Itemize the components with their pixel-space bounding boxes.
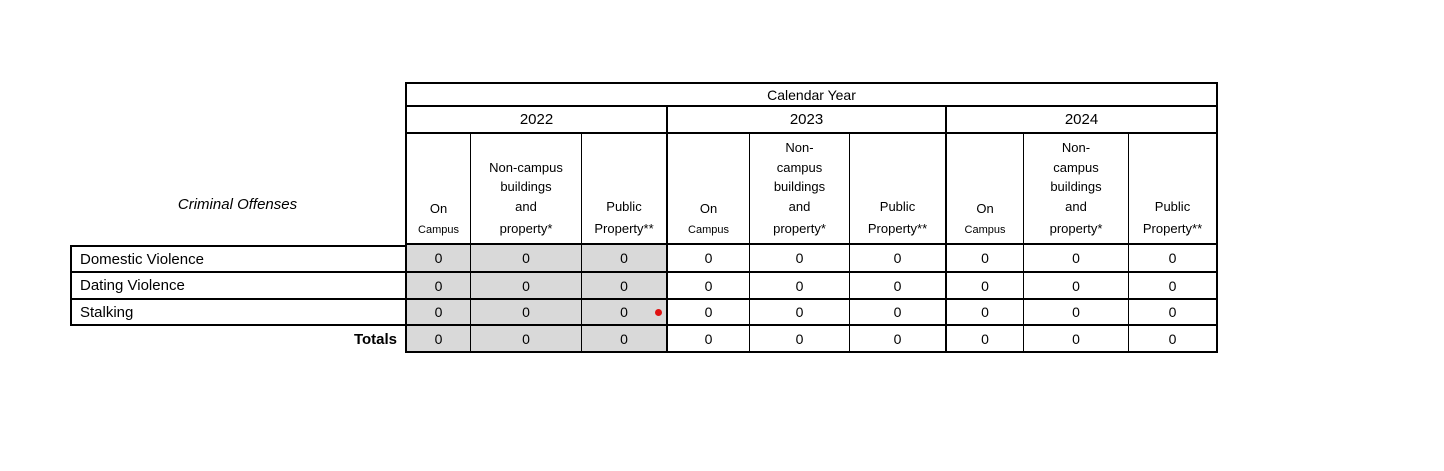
totals-row-label: Totals <box>353 331 397 348</box>
data-cell: 0 <box>582 273 668 300</box>
data-cell: 0 <box>668 245 750 273</box>
col-header-2023-on-campus: On Campus <box>668 134 750 245</box>
header-line-1: Non- campus buildings and <box>773 140 826 214</box>
header-line-2: Campus <box>688 223 729 236</box>
totals-cell: 0 <box>850 326 947 353</box>
data-cell: 0 <box>668 300 750 326</box>
header-line-1: Non- campus buildings and <box>1050 140 1102 214</box>
header-line-2: Property** <box>594 221 654 237</box>
data-cell: 0 <box>850 245 947 273</box>
col-header-2022-public-property: Public Property** <box>582 134 668 245</box>
data-cell: 0 <box>1129 245 1218 273</box>
data-cell: 0 <box>1129 300 1218 326</box>
totals-cell: 0 <box>947 326 1024 353</box>
totals-cell: 0 <box>582 326 668 353</box>
offense-row-label: Stalking <box>70 300 405 326</box>
header-line-1: Public <box>606 198 642 214</box>
criminal-offenses-statistics-table: Calendar Year 2022 2023 2024 Criminal Of… <box>70 82 1218 353</box>
data-cell: 0 <box>405 300 471 326</box>
totals-cell: 0 <box>750 326 850 353</box>
comment-annotation-dot <box>655 308 662 316</box>
year-header-2024: 2024 <box>947 107 1218 134</box>
offense-row-label: Domestic Violence <box>70 245 405 273</box>
data-cell: 0 <box>750 245 850 273</box>
data-cell: 0 <box>1024 300 1129 326</box>
data-cell: 0 <box>750 273 850 300</box>
header-line-2: Campus <box>418 223 459 236</box>
data-cell: 0 <box>405 273 471 300</box>
header-line-2: property* <box>1049 221 1103 237</box>
totals-cell: 0 <box>1024 326 1129 353</box>
col-header-2024-noncampus: Non- campus buildings and property* <box>1024 134 1129 245</box>
data-cell: 0 <box>1024 273 1129 300</box>
col-header-2022-on-campus: On Campus <box>405 134 471 245</box>
header-line-1: On <box>699 201 718 217</box>
header-line-1: Public <box>1154 198 1191 214</box>
header-line-2: property* <box>773 221 826 237</box>
corner-spacer <box>70 107 405 134</box>
header-line-2: Campus <box>964 223 1006 236</box>
header-line-1: On <box>429 201 448 217</box>
offense-row-label: Dating Violence <box>70 273 405 300</box>
totals-cell: 0 <box>471 326 582 353</box>
data-cell: 0 <box>947 273 1024 300</box>
col-header-2022-noncampus: Non-campus buildings and property* <box>471 134 582 245</box>
col-header-2023-noncampus: Non- campus buildings and property* <box>750 134 850 245</box>
col-header-2023-public-property: Public Property** <box>850 134 947 245</box>
totals-cell: 0 <box>1129 326 1218 353</box>
data-cell: 0 <box>850 300 947 326</box>
data-cell: 0 <box>471 300 582 326</box>
data-cell: 0 <box>1129 273 1218 300</box>
data-cell: 0 <box>947 300 1024 326</box>
year-header-2022: 2022 <box>405 107 668 134</box>
header-line-2: property* <box>499 221 553 237</box>
data-cell: 0 <box>405 245 471 273</box>
data-cell: 0 <box>582 245 668 273</box>
data-cell: 0 <box>471 273 582 300</box>
data-cell: 0 <box>850 273 947 300</box>
totals-cell: 0 <box>405 326 471 353</box>
data-cell: 0 <box>582 300 668 326</box>
criminal-offenses-heading: Criminal Offenses <box>177 196 298 213</box>
header-line-1: Public <box>879 198 916 214</box>
header-line-1: On <box>976 201 994 217</box>
data-cell: 0 <box>668 273 750 300</box>
data-cell: 0 <box>471 245 582 273</box>
col-header-2024-public-property: Public Property** <box>1129 134 1218 245</box>
calendar-year-spanner: Calendar Year <box>405 82 1218 107</box>
header-line-2: Property** <box>1142 221 1203 237</box>
corner-spacer <box>70 82 405 107</box>
header-line-1: Non-campus buildings and <box>489 159 563 214</box>
data-cell: 0 <box>1024 245 1129 273</box>
data-cell: 0 <box>947 245 1024 273</box>
header-line-2: Property** <box>867 221 928 237</box>
data-cell: 0 <box>750 300 850 326</box>
totals-cell: 0 <box>668 326 750 353</box>
year-header-2023: 2023 <box>668 107 947 134</box>
col-header-2024-on-campus: On Campus <box>947 134 1024 245</box>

### 作業内容:
上記の項目をすべて、「Stalking」を「Harassment」に差し替え、ほかは一切変えずに書き直してください。画像は解答から除いてください。

### 正答:
Itemize the components with their pixel-space bounding boxes.
totals-row-label: Totals <box>353 331 397 348</box>
data-cell: 0 <box>582 273 668 300</box>
data-cell: 0 <box>668 245 750 273</box>
col-header-2023-on-campus: On Campus <box>668 134 750 245</box>
header-line-1: Non- campus buildings and <box>773 140 826 214</box>
header-line-2: Campus <box>688 223 729 236</box>
totals-cell: 0 <box>850 326 947 353</box>
data-cell: 0 <box>668 300 750 326</box>
header-line-1: Non- campus buildings and <box>1050 140 1102 214</box>
header-line-2: Property** <box>594 221 654 237</box>
data-cell: 0 <box>850 245 947 273</box>
col-header-2022-public-property: Public Property** <box>582 134 668 245</box>
data-cell: 0 <box>1129 245 1218 273</box>
data-cell: 0 <box>1129 300 1218 326</box>
totals-cell: 0 <box>947 326 1024 353</box>
totals-cell: 0 <box>582 326 668 353</box>
offense-row-label: Harassment <box>70 300 405 326</box>
header-line-1: Public <box>606 198 642 214</box>
criminal-offenses-statistics-table: Calendar Year 2022 2023 2024 Criminal Of… <box>70 82 1218 353</box>
data-cell: 0 <box>405 300 471 326</box>
totals-cell: 0 <box>750 326 850 353</box>
comment-annotation-dot <box>655 308 662 316</box>
year-header-2024: 2024 <box>947 107 1218 134</box>
offense-row-label: Domestic Violence <box>70 245 405 273</box>
data-cell: 0 <box>750 245 850 273</box>
data-cell: 0 <box>1024 300 1129 326</box>
data-cell: 0 <box>750 273 850 300</box>
header-line-2: Campus <box>418 223 459 236</box>
data-cell: 0 <box>405 273 471 300</box>
header-line-2: property* <box>1049 221 1103 237</box>
totals-cell: 0 <box>1024 326 1129 353</box>
col-header-2024-noncampus: Non- campus buildings and property* <box>1024 134 1129 245</box>
data-cell: 0 <box>1024 273 1129 300</box>
col-header-2022-on-campus: On Campus <box>405 134 471 245</box>
header-line-1: On <box>699 201 718 217</box>
header-line-1: Public <box>1154 198 1191 214</box>
header-line-2: property* <box>773 221 826 237</box>
corner-spacer <box>70 107 405 134</box>
header-line-2: Campus <box>964 223 1006 236</box>
header-line-1: On <box>429 201 448 217</box>
offense-row-label: Dating Violence <box>70 273 405 300</box>
totals-cell: 0 <box>471 326 582 353</box>
data-cell: 0 <box>947 273 1024 300</box>
col-header-2022-noncampus: Non-campus buildings and property* <box>471 134 582 245</box>
col-header-2023-noncampus: Non- campus buildings and property* <box>750 134 850 245</box>
col-header-2023-public-property: Public Property** <box>850 134 947 245</box>
totals-cell: 0 <box>1129 326 1218 353</box>
data-cell: 0 <box>850 300 947 326</box>
data-cell: 0 <box>471 300 582 326</box>
data-cell: 0 <box>1129 273 1218 300</box>
data-cell: 0 <box>947 300 1024 326</box>
year-header-2022: 2022 <box>405 107 668 134</box>
header-line-2: property* <box>499 221 553 237</box>
data-cell: 0 <box>405 245 471 273</box>
data-cell: 0 <box>582 245 668 273</box>
data-cell: 0 <box>471 273 582 300</box>
data-cell: 0 <box>850 273 947 300</box>
totals-cell: 0 <box>405 326 471 353</box>
data-cell: 0 <box>582 300 668 326</box>
criminal-offenses-heading: Criminal Offenses <box>177 196 298 213</box>
header-line-1: Public <box>879 198 916 214</box>
header-line-1: On <box>976 201 994 217</box>
data-cell: 0 <box>668 273 750 300</box>
data-cell: 0 <box>471 245 582 273</box>
col-header-2024-public-property: Public Property** <box>1129 134 1218 245</box>
calendar-year-spanner: Calendar Year <box>405 82 1218 107</box>
header-line-2: Property** <box>1142 221 1203 237</box>
corner-spacer <box>70 82 405 107</box>
header-line-1: Non-campus buildings and <box>489 159 563 214</box>
data-cell: 0 <box>1024 245 1129 273</box>
data-cell: 0 <box>947 245 1024 273</box>
header-line-2: Property** <box>867 221 928 237</box>
data-cell: 0 <box>750 300 850 326</box>
totals-cell: 0 <box>668 326 750 353</box>
year-header-2023: 2023 <box>668 107 947 134</box>
col-header-2024-on-campus: On Campus <box>947 134 1024 245</box>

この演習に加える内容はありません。